WHAT THE EXERCISE ASKS
Please copy exactly the lines that begin with the one containing "Extract the structured" and end with the last line of the entries.

### SUPPLIED RECORDS

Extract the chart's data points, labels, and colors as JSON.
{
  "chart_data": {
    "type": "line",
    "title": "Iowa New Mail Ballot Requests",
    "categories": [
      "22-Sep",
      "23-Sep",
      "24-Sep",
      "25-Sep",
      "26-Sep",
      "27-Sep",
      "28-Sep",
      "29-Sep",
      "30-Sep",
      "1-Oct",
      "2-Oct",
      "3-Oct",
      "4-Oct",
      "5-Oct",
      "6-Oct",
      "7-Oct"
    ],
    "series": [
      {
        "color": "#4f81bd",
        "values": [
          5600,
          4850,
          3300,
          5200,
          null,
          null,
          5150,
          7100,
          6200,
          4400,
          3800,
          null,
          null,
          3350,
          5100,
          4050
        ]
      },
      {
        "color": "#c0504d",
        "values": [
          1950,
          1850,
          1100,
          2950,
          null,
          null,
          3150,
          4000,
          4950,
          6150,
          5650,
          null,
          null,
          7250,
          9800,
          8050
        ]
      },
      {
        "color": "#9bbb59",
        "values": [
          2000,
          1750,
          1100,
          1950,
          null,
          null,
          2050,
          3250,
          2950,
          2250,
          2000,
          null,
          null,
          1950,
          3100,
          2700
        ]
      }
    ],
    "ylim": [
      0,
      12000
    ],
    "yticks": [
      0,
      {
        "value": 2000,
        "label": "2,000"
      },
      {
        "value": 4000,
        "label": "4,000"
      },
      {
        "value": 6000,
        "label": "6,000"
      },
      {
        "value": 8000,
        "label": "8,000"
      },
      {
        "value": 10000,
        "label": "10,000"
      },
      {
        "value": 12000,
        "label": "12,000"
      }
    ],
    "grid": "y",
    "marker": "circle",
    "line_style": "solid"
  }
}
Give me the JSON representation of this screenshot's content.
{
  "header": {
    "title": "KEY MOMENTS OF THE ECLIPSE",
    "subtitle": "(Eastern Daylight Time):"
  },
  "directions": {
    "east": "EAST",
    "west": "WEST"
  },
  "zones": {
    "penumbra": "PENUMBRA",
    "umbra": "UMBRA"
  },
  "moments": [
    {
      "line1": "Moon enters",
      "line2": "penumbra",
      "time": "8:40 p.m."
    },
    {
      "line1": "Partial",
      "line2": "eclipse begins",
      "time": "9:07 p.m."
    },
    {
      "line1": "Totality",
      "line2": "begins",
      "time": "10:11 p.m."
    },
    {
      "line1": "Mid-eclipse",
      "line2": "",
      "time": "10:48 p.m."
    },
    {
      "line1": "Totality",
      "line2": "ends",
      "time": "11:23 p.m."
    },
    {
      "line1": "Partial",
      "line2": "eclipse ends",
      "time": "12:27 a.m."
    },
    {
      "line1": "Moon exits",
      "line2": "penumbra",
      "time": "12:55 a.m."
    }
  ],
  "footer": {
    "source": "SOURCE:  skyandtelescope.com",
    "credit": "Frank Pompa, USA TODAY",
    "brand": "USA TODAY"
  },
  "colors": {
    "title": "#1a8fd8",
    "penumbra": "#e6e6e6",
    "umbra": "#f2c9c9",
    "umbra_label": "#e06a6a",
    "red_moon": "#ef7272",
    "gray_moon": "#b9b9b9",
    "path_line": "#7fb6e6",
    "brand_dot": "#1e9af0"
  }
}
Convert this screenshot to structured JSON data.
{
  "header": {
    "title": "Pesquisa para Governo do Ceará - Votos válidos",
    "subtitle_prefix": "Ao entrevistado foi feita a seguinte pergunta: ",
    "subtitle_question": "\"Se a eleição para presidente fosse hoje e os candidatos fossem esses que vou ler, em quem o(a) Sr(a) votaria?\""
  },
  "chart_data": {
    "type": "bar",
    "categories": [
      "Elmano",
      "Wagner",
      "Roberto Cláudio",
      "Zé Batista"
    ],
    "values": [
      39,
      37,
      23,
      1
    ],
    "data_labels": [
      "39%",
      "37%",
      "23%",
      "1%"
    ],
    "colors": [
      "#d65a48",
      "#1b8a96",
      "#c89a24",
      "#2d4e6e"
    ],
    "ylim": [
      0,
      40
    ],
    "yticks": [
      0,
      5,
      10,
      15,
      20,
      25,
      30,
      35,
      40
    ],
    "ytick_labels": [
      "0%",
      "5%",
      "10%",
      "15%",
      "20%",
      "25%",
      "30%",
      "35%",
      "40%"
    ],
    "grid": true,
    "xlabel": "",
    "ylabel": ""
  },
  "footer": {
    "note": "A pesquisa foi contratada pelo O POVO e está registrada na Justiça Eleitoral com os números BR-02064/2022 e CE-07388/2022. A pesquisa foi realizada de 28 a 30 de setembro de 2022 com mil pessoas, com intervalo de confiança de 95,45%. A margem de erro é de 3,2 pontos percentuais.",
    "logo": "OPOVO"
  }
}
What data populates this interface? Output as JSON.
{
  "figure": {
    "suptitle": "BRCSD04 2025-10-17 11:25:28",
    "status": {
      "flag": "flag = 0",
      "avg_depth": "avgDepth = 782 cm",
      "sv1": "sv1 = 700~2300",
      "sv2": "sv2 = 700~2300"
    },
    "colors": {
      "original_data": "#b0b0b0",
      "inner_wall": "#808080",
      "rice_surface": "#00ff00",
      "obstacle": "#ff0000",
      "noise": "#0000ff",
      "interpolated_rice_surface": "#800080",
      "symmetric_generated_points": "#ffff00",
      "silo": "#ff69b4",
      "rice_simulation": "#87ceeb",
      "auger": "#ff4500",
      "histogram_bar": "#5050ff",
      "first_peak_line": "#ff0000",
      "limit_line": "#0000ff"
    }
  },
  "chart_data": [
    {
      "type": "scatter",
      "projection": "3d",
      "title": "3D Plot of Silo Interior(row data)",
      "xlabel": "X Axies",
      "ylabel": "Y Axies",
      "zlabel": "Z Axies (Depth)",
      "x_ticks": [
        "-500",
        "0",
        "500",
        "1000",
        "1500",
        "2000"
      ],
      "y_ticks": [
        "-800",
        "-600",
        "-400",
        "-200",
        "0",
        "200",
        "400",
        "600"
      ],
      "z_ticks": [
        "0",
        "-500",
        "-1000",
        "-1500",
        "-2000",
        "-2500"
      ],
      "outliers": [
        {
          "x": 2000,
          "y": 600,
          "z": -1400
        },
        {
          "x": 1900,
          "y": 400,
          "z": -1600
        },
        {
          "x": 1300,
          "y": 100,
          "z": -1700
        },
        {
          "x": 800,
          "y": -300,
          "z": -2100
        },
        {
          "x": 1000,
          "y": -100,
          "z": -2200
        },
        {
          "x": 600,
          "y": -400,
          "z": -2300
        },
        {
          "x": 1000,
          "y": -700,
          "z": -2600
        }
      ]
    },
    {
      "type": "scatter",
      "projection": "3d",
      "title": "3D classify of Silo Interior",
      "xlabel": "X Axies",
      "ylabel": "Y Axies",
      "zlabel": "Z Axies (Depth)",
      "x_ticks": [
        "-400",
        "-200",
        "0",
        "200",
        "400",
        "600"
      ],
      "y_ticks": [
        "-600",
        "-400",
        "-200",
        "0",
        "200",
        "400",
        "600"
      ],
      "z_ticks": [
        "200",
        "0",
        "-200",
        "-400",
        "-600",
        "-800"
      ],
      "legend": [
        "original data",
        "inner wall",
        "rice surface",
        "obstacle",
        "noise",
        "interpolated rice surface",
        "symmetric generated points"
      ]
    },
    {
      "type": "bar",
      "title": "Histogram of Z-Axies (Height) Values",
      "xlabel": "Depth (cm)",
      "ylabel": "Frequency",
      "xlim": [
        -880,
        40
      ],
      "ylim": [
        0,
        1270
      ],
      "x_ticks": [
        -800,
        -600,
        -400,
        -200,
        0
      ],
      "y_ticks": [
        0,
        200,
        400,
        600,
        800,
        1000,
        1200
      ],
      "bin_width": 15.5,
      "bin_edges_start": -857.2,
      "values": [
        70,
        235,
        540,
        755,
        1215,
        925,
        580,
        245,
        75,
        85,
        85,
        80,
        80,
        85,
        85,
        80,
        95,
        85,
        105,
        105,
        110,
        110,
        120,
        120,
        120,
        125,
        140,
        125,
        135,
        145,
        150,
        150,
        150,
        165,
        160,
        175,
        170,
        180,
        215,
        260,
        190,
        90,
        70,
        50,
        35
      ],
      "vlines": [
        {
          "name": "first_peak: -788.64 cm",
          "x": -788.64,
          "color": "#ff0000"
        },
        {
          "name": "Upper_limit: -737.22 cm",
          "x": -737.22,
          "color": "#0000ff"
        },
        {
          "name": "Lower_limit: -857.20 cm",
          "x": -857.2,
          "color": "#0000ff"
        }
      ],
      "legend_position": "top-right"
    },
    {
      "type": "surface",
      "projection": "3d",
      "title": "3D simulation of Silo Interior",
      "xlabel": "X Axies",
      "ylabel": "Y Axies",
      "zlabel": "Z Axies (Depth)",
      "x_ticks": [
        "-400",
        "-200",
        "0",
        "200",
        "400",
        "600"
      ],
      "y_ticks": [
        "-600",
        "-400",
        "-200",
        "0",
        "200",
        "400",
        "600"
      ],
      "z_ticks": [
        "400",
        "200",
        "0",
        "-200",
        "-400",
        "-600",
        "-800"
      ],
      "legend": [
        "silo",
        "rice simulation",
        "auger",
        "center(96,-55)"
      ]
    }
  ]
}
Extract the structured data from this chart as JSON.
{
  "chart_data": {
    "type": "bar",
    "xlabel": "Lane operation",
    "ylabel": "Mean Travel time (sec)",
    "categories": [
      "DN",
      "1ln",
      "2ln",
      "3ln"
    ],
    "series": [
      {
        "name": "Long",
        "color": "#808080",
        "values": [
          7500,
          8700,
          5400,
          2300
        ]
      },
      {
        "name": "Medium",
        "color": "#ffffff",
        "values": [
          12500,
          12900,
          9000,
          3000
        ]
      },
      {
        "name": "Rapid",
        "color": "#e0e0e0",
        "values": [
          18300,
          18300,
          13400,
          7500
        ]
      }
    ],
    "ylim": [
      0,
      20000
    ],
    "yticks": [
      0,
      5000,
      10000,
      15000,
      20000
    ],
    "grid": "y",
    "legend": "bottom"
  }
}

######

FINISHED TASK
Extract the structured data from this chart as JSON.
{
  "chart_data": {
    "type": "bar",
    "xlabel": "Lane operation",
    "ylabel": "Mean Travel time (sec)",
    "categories": [
      "DN",
      "1ln",
      "2ln",
      "3ln"
    ],
    "series": [
      {
        "name": "Long",
        "color": "#808080",
        "values": [
          7500,
          8700,
          5400,
          2300
        ]
      },
      {
        "name": "Medium",
        "color": "#ffffff",
        "values": [
          12500,
          12900,
          9000,
          3000
        ]
      },
      {
        "name": "Rapid",
        "color": "#e0e0e0",
        "values": [
          18300,
          18300,
          13400,
          7500
        ]
      }
    ],
    "ylim": [
      0,
      20000
    ],
    "yticks": [
      0,
      5000,
      10000,
      15000,
      20000
    ],
    "grid": "y",
    "legend": "bottom"
  }
}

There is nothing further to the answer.